═════ Source material
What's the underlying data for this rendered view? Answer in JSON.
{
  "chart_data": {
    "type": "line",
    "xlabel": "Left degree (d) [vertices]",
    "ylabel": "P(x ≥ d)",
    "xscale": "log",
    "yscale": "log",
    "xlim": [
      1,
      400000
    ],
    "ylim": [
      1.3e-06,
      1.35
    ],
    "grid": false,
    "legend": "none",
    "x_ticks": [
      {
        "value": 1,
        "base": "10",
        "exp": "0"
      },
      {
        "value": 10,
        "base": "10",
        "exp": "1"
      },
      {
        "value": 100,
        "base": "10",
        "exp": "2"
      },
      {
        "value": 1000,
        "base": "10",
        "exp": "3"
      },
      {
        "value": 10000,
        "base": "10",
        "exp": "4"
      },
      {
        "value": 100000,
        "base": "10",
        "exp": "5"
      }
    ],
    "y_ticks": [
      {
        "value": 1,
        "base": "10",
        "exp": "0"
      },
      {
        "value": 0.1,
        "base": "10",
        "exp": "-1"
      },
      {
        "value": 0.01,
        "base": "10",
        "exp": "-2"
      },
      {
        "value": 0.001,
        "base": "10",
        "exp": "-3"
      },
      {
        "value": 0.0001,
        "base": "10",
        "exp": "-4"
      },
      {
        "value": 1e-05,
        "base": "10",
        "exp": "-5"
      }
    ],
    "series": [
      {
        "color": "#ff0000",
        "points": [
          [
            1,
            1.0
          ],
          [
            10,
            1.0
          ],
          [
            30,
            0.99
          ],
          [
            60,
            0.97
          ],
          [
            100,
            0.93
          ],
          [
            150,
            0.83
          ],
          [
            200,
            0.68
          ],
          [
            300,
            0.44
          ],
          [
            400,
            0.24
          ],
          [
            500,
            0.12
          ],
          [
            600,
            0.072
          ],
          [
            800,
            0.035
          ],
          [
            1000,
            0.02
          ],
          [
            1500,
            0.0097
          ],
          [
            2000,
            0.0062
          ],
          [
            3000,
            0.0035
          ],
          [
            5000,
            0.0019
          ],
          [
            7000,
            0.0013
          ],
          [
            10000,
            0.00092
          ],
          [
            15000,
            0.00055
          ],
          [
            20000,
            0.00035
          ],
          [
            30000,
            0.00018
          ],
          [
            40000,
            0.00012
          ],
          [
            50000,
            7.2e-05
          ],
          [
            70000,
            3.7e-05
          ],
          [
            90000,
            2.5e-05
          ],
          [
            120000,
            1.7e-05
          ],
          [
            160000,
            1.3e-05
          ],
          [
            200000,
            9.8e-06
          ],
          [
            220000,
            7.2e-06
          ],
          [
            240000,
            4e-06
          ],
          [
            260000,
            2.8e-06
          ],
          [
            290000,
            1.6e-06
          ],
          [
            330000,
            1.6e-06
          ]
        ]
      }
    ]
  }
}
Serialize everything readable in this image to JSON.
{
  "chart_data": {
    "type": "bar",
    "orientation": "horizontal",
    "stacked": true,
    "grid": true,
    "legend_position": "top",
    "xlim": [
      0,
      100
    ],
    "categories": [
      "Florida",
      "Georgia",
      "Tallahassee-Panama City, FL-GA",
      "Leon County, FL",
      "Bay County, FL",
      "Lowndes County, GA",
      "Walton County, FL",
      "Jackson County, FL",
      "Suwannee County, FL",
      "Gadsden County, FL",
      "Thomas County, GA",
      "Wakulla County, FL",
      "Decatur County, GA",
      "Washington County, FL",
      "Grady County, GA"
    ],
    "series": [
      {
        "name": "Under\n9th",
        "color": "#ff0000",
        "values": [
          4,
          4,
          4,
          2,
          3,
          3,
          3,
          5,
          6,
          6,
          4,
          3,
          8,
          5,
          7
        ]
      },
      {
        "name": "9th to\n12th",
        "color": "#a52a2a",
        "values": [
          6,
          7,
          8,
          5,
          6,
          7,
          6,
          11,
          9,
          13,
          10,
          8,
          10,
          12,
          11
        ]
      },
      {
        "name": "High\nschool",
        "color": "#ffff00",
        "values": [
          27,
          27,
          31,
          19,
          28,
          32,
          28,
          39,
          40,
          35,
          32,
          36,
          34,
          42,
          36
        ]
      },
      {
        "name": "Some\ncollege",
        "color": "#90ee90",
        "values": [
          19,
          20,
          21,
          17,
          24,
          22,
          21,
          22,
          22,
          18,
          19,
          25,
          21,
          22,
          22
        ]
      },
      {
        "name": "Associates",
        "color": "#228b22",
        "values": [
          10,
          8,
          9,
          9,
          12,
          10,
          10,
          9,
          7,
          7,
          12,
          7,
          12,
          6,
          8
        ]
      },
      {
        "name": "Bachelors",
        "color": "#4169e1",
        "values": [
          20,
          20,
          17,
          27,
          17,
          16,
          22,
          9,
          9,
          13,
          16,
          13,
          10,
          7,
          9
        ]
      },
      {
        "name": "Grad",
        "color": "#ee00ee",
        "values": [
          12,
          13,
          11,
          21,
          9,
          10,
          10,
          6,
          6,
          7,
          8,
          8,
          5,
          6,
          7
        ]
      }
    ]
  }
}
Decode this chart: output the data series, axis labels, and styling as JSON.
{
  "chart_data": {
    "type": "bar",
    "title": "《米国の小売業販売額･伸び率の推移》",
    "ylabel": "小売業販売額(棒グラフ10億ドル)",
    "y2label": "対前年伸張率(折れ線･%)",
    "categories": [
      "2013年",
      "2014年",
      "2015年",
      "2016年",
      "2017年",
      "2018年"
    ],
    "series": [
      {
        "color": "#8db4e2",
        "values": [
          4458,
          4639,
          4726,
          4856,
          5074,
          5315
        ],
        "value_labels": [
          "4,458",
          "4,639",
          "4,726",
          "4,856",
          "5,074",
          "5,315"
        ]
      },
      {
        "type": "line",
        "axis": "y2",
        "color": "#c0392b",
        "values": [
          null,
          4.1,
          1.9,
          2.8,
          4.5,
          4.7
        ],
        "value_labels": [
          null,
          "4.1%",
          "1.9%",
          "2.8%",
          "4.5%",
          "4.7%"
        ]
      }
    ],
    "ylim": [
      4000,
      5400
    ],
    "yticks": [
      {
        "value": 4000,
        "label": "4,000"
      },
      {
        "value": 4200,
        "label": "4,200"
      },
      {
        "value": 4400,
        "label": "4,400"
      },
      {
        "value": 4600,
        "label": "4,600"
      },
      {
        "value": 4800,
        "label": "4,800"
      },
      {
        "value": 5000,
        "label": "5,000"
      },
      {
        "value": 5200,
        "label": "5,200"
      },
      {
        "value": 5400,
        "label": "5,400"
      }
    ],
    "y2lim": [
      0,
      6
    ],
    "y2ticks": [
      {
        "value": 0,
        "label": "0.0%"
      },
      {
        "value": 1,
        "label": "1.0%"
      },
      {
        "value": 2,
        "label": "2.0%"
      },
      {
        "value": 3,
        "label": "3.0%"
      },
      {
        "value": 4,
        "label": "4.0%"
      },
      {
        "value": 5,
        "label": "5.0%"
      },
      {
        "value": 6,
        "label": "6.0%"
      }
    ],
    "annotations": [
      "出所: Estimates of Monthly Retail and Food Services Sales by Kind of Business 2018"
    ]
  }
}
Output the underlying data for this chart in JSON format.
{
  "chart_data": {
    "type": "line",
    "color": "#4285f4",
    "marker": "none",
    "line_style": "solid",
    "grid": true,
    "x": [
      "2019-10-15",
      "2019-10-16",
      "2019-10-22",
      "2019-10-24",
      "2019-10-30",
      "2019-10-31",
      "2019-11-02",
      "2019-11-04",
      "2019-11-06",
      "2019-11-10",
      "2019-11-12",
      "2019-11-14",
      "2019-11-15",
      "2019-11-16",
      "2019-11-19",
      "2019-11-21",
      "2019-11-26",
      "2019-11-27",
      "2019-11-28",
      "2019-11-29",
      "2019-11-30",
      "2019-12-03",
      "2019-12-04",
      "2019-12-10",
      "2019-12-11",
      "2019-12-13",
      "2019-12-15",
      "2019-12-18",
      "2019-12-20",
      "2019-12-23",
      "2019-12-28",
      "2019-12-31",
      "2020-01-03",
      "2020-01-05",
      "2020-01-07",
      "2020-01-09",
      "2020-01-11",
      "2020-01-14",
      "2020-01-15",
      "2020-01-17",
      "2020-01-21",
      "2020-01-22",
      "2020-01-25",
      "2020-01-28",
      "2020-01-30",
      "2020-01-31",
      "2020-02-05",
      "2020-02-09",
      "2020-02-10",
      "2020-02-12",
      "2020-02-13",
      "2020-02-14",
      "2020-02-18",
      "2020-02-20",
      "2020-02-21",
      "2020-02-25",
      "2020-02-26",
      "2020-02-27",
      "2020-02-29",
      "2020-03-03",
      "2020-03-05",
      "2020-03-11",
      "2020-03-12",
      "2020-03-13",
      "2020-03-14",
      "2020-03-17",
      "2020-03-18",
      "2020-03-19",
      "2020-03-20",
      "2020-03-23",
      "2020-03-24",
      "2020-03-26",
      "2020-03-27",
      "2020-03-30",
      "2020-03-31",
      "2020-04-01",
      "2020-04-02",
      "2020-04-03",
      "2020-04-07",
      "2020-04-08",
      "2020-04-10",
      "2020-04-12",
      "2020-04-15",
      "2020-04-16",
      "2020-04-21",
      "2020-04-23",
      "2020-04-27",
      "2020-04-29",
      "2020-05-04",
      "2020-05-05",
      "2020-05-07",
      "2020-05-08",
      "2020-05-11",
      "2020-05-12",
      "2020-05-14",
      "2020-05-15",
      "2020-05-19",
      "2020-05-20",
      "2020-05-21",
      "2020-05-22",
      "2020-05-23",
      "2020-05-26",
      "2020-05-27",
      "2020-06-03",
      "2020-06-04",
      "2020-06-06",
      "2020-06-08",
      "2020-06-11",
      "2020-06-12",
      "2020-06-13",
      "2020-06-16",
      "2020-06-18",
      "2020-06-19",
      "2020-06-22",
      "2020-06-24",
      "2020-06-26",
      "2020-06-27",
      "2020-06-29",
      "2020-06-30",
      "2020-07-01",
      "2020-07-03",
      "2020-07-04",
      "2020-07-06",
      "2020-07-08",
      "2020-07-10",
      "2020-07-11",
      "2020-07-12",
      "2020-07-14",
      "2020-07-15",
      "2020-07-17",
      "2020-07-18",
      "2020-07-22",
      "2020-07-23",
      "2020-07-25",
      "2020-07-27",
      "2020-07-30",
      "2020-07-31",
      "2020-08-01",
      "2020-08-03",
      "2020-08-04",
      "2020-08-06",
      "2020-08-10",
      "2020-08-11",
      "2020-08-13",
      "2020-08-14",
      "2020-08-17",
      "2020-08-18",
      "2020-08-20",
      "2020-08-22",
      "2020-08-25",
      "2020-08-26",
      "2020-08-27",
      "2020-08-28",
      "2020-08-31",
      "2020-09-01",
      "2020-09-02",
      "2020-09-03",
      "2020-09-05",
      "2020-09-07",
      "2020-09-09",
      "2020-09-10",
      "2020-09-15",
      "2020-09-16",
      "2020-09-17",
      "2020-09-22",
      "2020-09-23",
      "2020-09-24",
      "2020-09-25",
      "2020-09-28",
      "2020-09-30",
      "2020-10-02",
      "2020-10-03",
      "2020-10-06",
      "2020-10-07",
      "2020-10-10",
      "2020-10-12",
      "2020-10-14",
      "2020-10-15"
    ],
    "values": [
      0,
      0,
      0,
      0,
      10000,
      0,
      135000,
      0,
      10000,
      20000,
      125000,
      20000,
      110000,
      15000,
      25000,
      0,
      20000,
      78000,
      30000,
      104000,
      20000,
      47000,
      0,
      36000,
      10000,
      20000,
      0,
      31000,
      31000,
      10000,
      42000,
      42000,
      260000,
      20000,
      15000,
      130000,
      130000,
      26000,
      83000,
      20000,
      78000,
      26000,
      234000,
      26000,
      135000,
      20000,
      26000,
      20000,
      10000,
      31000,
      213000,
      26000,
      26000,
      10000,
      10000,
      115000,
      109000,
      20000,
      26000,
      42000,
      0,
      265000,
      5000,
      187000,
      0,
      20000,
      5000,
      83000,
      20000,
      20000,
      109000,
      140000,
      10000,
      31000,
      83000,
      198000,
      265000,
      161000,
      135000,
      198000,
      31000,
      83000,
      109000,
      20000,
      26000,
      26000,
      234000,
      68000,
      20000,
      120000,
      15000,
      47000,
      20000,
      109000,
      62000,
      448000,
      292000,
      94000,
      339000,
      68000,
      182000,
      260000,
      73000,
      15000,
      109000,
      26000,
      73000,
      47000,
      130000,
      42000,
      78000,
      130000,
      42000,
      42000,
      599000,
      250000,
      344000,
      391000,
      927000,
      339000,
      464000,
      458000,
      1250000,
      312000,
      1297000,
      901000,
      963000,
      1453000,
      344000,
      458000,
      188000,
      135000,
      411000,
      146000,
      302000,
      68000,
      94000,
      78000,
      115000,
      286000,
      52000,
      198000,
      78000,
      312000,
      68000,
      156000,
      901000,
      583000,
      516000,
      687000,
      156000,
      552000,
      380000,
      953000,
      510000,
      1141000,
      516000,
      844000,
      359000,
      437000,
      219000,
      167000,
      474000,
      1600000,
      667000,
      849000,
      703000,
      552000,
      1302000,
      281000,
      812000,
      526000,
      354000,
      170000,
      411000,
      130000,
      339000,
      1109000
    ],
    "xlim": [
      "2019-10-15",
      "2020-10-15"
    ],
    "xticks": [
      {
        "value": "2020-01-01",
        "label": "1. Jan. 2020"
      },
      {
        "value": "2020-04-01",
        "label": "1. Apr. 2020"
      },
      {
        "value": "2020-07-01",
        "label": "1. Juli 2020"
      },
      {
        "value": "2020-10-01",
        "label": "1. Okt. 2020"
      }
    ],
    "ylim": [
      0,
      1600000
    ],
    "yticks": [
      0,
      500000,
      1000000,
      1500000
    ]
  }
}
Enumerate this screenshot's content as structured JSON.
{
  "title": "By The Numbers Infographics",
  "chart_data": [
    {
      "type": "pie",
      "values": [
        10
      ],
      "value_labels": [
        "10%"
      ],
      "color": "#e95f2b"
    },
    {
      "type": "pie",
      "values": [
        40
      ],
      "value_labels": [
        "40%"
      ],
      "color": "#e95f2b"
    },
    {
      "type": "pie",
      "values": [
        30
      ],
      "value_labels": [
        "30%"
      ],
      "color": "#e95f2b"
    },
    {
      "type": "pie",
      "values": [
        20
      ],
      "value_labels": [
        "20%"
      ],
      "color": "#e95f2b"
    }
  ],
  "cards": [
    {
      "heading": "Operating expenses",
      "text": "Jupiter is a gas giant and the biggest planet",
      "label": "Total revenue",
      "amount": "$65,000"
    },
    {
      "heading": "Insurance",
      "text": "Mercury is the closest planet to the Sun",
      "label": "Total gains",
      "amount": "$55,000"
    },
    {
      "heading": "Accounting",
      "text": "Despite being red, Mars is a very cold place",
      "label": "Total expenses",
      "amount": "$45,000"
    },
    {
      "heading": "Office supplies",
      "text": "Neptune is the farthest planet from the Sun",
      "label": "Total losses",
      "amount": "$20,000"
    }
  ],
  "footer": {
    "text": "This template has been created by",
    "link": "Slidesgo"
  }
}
══════════
**What you have to do:**
List each line in the listing that contains the string "text".

**Answer to the task:**
      "text": "Jupiter is a gas giant and the biggest planet",
      "text": "Mercury is the closest planet to the Sun",
      "text": "Despite being red, Mars is a very cold place",
      "text": "Neptune is the farthest planet from the Sun",
    "text": "This template has been created by",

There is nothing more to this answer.